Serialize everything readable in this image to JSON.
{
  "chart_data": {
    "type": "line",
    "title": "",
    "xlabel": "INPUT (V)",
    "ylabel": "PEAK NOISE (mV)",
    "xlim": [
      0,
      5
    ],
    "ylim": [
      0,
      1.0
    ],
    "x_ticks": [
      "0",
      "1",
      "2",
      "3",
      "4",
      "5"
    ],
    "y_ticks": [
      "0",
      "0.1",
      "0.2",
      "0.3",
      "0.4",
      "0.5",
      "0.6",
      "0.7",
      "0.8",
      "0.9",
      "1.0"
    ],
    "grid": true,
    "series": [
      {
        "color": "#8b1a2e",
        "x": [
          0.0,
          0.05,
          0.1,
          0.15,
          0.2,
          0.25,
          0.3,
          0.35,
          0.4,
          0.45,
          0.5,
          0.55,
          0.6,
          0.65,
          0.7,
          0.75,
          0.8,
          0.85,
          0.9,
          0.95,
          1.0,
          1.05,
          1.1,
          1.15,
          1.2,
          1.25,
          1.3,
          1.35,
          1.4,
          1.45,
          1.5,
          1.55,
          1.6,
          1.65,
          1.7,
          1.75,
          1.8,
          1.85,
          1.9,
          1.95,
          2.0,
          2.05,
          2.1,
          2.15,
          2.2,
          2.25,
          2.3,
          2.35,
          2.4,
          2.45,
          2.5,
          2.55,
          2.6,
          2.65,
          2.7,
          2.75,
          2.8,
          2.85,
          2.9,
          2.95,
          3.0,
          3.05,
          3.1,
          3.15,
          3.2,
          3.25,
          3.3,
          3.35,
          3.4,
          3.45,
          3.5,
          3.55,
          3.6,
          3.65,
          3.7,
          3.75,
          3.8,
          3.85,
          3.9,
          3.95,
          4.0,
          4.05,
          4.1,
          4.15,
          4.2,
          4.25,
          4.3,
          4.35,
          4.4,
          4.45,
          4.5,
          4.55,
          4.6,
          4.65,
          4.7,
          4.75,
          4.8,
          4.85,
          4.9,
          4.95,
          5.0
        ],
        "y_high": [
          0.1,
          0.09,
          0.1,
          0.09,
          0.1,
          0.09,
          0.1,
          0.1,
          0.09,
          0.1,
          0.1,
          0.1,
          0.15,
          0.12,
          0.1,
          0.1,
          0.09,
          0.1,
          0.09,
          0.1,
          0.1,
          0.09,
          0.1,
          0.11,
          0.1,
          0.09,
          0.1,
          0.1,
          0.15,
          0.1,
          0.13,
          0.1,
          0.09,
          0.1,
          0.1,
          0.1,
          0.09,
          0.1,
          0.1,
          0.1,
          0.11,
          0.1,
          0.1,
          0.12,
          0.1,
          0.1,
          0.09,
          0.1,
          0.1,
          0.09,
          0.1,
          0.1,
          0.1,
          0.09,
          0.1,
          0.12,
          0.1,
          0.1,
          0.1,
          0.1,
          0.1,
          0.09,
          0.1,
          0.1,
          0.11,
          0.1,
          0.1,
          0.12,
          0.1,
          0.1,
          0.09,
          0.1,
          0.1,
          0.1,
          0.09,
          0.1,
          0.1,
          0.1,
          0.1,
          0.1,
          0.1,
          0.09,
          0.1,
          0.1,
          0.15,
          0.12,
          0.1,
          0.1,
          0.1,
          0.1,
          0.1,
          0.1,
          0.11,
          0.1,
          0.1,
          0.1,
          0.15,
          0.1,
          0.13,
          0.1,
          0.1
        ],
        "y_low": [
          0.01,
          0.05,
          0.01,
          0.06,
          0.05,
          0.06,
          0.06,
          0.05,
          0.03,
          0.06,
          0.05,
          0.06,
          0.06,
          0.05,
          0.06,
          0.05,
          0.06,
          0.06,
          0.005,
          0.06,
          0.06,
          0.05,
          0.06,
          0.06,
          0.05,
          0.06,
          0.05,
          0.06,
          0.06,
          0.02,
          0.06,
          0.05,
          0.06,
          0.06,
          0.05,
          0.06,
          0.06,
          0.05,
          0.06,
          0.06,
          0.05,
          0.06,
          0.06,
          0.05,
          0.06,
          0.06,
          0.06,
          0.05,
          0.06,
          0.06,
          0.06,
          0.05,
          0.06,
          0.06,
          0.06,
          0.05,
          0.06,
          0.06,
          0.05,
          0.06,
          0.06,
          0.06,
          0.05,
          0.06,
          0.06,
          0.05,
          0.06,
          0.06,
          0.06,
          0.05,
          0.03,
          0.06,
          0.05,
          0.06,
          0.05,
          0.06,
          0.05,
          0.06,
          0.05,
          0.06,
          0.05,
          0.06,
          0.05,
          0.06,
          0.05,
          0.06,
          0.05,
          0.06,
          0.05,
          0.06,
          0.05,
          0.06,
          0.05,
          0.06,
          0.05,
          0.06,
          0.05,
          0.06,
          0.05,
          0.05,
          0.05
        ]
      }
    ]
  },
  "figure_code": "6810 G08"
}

━━━━━━━━━━━━━━━━

**What you need to do:**
Without omitting anything, output the entries exactly.

**Output of the exercise:**
Serialize everything readable in this image to JSON.
{
  "chart_data": {
    "type": "line",
    "title": "",
    "xlabel": "INPUT (V)",
    "ylabel": "PEAK NOISE (mV)",
    "xlim": [
      0,
      5
    ],
    "ylim": [
      0,
      1.0
    ],
    "x_ticks": [
      "0",
      "1",
      "2",
      "3",
      "4",
      "5"
    ],
    "y_ticks": [
      "0",
      "0.1",
      "0.2",
      "0.3",
      "0.4",
      "0.5",
      "0.6",
      "0.7",
      "0.8",
      "0.9",
      "1.0"
    ],
    "grid": true,
    "series": [
      {
        "color": "#8b1a2e",
        "x": [
          0.0,
          0.05,
          0.1,
          0.15,
          0.2,
          0.25,
          0.3,
          0.35,
          0.4,
          0.45,
          0.5,
          0.55,
          0.6,
          0.65,
          0.7,
          0.75,
          0.8,
          0.85,
          0.9,
          0.95,
          1.0,
          1.05,
          1.1,
          1.15,
          1.2,
          1.25,
          1.3,
          1.35,
          1.4,
          1.45,
          1.5,
          1.55,
          1.6,
          1.65,
          1.7,
          1.75,
          1.8,
          1.85,
          1.9,
          1.95,
          2.0,
          2.05,
          2.1,
          2.15,
          2.2,
          2.25,
          2.3,
          2.35,
          2.4,
          2.45,
          2.5,
          2.55,
          2.6,
          2.65,
          2.7,
          2.75,
          2.8,
          2.85,
          2.9,
          2.95,
          3.0,
          3.05,
          3.1,
          3.15,
          3.2,
          3.25,
          3.3,
          3.35,
          3.4,
          3.45,
          3.5,
          3.55,
          3.6,
          3.65,
          3.7,
          3.75,
          3.8,
          3.85,
          3.9,
          3.95,
          4.0,
          4.05,
          4.1,
          4.15,
          4.2,
          4.25,
          4.3,
          4.35,
          4.4,
          4.45,
          4.5,
          4.55,
          4.6,
          4.65,
          4.7,
          4.75,
          4.8,
          4.85,
          4.9,
          4.95,
          5.0
        ],
        "y_high": [
          0.1,
          0.09,
          0.1,
          0.09,
          0.1,
          0.09,
          0.1,
          0.1,
          0.09,
          0.1,
          0.1,
          0.1,
          0.15,
          0.12,
          0.1,
          0.1,
          0.09,
          0.1,
          0.09,
          0.1,
          0.1,
          0.09,
          0.1,
          0.11,
          0.1,
          0.09,
          0.1,
          0.1,
          0.15,
          0.1,
          0.13,
          0.1,
          0.09,
          0.1,
          0.1,
          0.1,
          0.09,
          0.1,
          0.1,
          0.1,
          0.11,
          0.1,
          0.1,
          0.12,
          0.1,
          0.1,
          0.09,
          0.1,
          0.1,
          0.09,
          0.1,
          0.1,
          0.1,
          0.09,
          0.1,
          0.12,
          0.1,
          0.1,
          0.1,
          0.1,
          0.1,
          0.09,
          0.1,
          0.1,
          0.11,
          0.1,
          0.1,
          0.12,
          0.1,
          0.1,
          0.09,
          0.1,
          0.1,
          0.1,
          0.09,
          0.1,
          0.1,
          0.1,
          0.1,
          0.1,
          0.1,
          0.09,
          0.1,
          0.1,
          0.15,
          0.12,
          0.1,
          0.1,
          0.1,
          0.1,
          0.1,
          0.1,
          0.11,
          0.1,
          0.1,
          0.1,
          0.15,
          0.1,
          0.13,
          0.1,
          0.1
        ],
        "y_low": [
          0.01,
          0.05,
          0.01,
          0.06,
          0.05,
          0.06,
          0.06,
          0.05,
          0.03,
          0.06,
          0.05,
          0.06,
          0.06,
          0.05,
          0.06,
          0.05,
          0.06,
          0.06,
          0.005,
          0.06,
          0.06,
          0.05,
          0.06,
          0.06,
          0.05,
          0.06,
          0.05,
          0.06,
          0.06,
          0.02,
          0.06,
          0.05,
          0.06,
          0.06,
          0.05,
          0.06,
          0.06,
          0.05,
          0.06,
          0.06,
          0.05,
          0.06,
          0.06,
          0.05,
          0.06,
          0.06,
          0.06,
          0.05,
          0.06,
          0.06,
          0.06,
          0.05,
          0.06,
          0.06,
          0.06,
          0.05,
          0.06,
          0.06,
          0.05,
          0.06,
          0.06,
          0.06,
          0.05,
          0.06,
          0.06,
          0.05,
          0.06,
          0.06,
          0.06,
          0.05,
          0.03,
          0.06,
          0.05,
          0.06,
          0.05,
          0.06,
          0.05,
          0.06,
          0.05,
          0.06,
          0.05,
          0.06,
          0.05,
          0.06,
          0.05,
          0.06,
          0.05,
          0.06,
          0.05,
          0.06,
          0.05,
          0.06,
          0.05,
          0.06,
          0.05,
          0.06,
          0.05,
          0.06,
          0.05,
          0.05,
          0.05
        ]
      }
    ]
  },
  "figure_code": "6810 G08"
}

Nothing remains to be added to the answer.